● Objective: Among the entries below, find the lines with "包括甄别" and copy them.

═══ Records shown

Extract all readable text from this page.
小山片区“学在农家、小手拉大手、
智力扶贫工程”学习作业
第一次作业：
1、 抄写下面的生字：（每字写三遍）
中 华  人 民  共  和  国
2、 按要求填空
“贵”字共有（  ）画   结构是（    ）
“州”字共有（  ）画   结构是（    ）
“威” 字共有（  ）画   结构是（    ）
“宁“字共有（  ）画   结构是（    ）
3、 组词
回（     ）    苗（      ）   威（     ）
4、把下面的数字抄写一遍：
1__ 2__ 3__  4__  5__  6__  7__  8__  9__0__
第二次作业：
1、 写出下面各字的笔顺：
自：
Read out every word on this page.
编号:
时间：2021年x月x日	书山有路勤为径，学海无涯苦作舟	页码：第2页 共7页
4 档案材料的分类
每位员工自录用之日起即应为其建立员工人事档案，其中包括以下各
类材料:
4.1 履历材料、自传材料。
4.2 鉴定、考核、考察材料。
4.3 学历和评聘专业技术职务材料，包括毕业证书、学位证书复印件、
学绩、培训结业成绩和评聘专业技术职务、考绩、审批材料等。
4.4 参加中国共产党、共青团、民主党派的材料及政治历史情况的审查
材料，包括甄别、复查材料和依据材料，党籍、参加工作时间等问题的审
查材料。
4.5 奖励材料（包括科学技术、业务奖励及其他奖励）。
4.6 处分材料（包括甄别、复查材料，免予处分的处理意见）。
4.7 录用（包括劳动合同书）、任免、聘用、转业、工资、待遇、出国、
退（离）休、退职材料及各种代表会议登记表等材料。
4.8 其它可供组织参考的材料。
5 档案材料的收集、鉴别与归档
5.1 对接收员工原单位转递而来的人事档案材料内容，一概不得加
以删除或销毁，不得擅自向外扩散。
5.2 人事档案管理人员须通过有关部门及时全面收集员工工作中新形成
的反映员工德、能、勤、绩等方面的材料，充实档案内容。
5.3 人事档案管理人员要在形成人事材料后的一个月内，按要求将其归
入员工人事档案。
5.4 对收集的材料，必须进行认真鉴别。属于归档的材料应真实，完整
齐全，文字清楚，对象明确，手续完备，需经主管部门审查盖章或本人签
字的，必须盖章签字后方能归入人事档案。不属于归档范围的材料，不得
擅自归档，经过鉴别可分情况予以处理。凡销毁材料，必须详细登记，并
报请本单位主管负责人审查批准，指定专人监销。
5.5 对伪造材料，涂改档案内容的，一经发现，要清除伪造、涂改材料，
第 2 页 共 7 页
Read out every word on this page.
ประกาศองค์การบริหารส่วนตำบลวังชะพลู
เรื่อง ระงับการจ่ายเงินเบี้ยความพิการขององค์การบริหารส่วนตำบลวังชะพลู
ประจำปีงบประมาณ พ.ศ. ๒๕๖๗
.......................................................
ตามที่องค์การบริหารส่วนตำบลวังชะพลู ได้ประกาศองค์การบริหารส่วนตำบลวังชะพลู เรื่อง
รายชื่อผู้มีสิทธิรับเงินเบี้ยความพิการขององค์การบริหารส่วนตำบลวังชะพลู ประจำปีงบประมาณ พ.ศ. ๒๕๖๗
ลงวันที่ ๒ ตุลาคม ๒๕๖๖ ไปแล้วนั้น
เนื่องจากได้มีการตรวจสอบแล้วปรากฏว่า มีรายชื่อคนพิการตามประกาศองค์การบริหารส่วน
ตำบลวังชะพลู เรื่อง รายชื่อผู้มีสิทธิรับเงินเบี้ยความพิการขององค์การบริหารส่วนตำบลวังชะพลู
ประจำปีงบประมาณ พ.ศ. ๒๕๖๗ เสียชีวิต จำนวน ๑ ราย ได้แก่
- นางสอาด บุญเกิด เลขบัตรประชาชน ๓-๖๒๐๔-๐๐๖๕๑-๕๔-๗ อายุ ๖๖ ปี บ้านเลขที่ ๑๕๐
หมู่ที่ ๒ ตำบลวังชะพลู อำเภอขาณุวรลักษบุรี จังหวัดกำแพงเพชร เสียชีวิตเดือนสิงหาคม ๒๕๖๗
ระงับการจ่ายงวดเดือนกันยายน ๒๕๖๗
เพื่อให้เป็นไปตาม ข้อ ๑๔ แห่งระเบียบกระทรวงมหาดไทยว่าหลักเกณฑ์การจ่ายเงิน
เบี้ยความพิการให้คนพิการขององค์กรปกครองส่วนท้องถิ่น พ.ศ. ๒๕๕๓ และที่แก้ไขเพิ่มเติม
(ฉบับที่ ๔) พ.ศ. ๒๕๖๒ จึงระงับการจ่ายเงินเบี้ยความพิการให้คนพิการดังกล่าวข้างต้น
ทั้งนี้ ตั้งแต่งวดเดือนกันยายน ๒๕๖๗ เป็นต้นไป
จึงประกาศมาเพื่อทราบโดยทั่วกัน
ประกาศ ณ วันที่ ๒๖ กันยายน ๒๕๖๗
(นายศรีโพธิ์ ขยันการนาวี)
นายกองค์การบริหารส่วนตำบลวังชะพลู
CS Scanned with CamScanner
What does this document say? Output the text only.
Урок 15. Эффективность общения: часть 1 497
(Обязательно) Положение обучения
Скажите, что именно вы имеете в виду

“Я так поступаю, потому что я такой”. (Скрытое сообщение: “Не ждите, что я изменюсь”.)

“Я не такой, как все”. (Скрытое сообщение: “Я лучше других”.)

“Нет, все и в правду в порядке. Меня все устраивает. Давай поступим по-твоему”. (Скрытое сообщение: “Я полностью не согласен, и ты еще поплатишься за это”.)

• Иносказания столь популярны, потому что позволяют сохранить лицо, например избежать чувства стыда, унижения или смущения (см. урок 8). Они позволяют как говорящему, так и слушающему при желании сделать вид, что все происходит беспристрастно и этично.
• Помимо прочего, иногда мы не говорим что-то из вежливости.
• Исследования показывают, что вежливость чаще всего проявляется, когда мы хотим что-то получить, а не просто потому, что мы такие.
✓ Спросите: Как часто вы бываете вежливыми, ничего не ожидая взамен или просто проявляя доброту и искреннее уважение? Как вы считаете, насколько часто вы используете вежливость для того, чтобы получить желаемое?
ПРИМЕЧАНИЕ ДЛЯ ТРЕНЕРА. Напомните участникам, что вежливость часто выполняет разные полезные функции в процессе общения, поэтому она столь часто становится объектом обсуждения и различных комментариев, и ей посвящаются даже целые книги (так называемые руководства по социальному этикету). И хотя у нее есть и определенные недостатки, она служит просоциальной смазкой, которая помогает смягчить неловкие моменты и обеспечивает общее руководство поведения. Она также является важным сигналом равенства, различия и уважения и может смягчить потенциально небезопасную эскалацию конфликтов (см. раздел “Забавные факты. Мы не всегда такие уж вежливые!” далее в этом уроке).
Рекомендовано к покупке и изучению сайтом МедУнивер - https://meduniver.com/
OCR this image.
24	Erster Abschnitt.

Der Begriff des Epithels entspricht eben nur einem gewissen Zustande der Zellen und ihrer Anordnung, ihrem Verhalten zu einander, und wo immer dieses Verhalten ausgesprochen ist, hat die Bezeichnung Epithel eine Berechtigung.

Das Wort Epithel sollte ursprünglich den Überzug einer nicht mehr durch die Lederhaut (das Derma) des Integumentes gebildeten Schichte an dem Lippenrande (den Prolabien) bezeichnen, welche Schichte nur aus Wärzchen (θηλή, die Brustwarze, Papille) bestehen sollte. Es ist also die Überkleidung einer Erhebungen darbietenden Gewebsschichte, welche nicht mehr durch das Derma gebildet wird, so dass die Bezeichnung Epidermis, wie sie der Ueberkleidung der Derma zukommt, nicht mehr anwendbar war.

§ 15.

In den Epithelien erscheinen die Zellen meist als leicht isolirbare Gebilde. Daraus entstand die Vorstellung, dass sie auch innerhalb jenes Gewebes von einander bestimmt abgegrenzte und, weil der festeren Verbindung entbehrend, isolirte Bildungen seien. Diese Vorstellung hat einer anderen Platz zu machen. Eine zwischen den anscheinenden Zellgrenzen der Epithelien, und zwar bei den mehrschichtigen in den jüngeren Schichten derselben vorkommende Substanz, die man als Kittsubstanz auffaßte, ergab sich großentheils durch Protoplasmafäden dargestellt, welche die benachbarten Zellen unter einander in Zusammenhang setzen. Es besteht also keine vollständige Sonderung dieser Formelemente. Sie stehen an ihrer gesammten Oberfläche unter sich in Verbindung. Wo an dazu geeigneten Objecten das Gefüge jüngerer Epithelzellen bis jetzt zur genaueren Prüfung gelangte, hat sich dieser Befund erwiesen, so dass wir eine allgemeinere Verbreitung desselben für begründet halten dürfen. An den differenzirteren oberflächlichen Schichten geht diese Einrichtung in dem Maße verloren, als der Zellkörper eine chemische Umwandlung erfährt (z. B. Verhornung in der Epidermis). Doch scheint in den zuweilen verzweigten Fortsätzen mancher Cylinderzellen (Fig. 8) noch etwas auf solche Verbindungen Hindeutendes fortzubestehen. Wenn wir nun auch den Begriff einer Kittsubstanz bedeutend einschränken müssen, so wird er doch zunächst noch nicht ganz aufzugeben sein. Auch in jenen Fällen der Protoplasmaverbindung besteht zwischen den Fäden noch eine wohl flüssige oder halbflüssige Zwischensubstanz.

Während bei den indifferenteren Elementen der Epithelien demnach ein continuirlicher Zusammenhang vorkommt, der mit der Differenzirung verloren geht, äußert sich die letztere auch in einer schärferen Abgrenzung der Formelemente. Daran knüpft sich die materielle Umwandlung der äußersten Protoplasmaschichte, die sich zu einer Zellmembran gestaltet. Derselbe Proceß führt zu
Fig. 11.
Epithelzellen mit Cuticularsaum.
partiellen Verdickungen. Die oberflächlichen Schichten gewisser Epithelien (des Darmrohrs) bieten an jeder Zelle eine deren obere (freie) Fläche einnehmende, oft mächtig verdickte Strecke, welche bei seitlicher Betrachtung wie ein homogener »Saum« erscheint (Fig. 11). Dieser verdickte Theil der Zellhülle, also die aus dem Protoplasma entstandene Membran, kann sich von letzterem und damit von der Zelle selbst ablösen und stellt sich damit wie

══════

● Worked solution:
材料，包括甄别、复查材料和依据材料，党籍、参加工作时间等问题的审
4.6 处分材料（包括甄别、复查材料，免予处分的处理意见）。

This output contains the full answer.